» **Task to carry out**: Your task is to extract every entry that follows word for word while excluding the pictures.

### Supplied information

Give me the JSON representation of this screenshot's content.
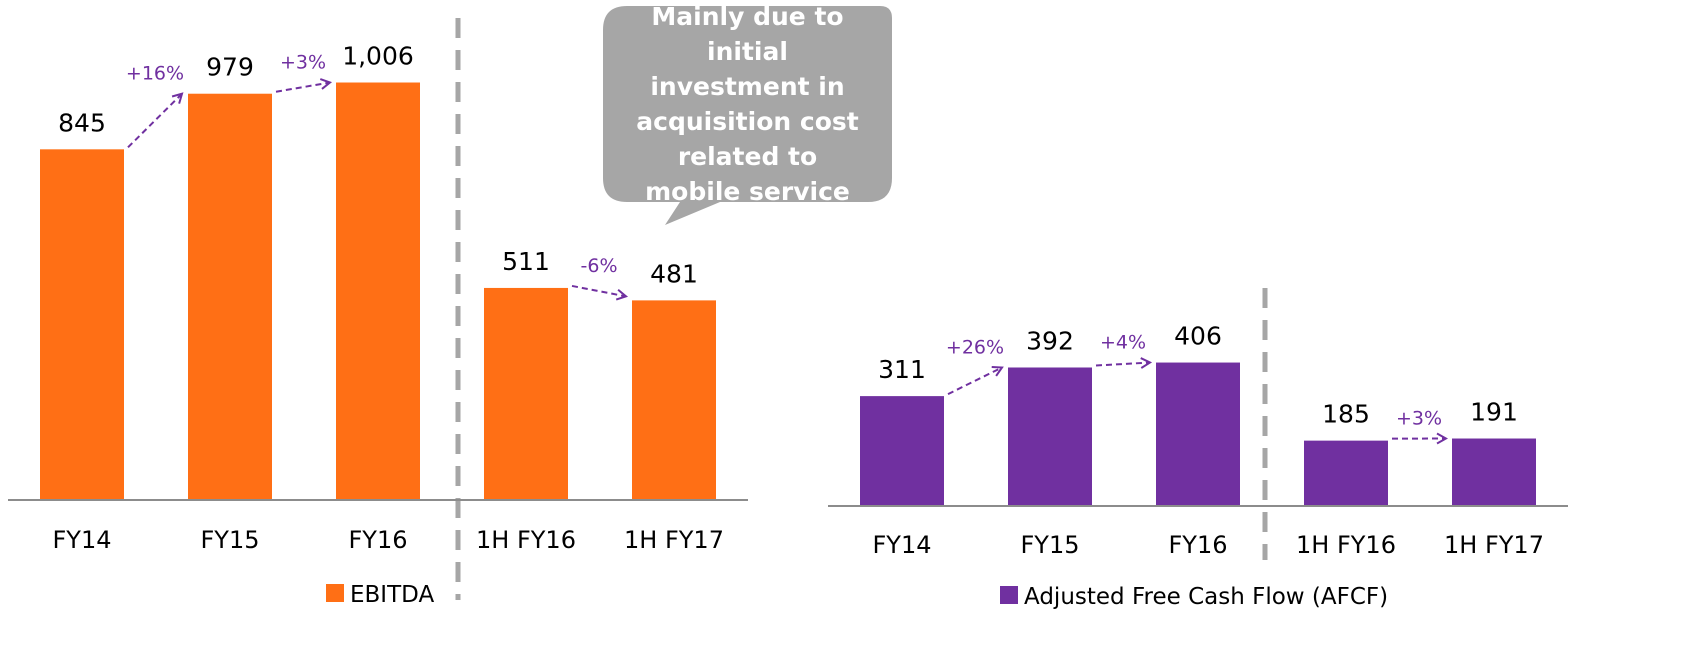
{
  "chart_data": [
    {
      "type": "bar",
      "categories": [
        "FY14",
        "FY15",
        "FY16",
        "1H FY16",
        "1H FY17"
      ],
      "series": [
        {
          "name": "EBITDA",
          "color": "#ff6f15",
          "values": [
            845,
            979,
            1006,
            511,
            481
          ],
          "value_labels": [
            "845",
            "979",
            "1,006",
            "511",
            "481"
          ]
        }
      ],
      "growth_labels": [
        "+16%",
        "+3%",
        null,
        "-6%"
      ],
      "annotation": "Mainly due to initial investment in acquisition cost related to mobile service",
      "ylim": [
        0,
        1200
      ]
    },
    {
      "type": "bar",
      "categories": [
        "FY14",
        "FY15",
        "FY16",
        "1H FY16",
        "1H FY17"
      ],
      "series": [
        {
          "name": "Adjusted Free Cash Flow (AFCF)",
          "color": "#7030a0",
          "values": [
            311,
            392,
            406,
            185,
            191
          ]
        }
      ],
      "growth_labels": [
        "+26%",
        "+4%",
        null,
        "+3%"
      ],
      "ylim": [
        0,
        1200
      ]
    }
  ]
}
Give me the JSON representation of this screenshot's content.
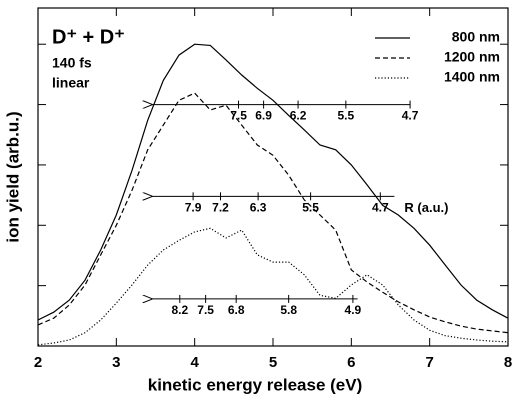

######

» **Written solution**:
Give me the JSON representation of this screenshot's content.
{
  "chart_data": [
    {
      "type": "bar",
      "categories": [
        "FY14",
        "FY15",
        "FY16",
        "1H FY16",
        "1H FY17"
      ],
      "series": [
        {
          "name": "EBITDA",
          "color": "#ff6f15",
          "values": [
            845,
            979,
            1006,
            511,
            481
          ],
          "value_labels": [
            "845",
            "979",
            "1,006",
            "511",
            "481"
          ]
        }
      ],
      "growth_labels": [
        "+16%",
        "+3%",
        null,
        "-6%"
      ],
      "annotation": "Mainly due to initial investment in acquisition cost related to mobile service",
      "ylim": [
        0,
        1200
      ]
    },
    {
      "type": "bar",
      "categories": [
        "FY14",
        "FY15",
        "FY16",
        "1H FY16",
        "1H FY17"
      ],
      "series": [
        {
          "name": "Adjusted Free Cash Flow (AFCF)",
          "color": "#7030a0",
          "values": [
            311,
            392,
            406,
            185,
            191
          ]
        }
      ],
      "growth_labels": [
        "+26%",
        "+4%",
        null,
        "+3%"
      ],
      "ylim": [
        0,
        1200
      ]
    }
  ]
}
Give me the JSON representation of this screenshot's content.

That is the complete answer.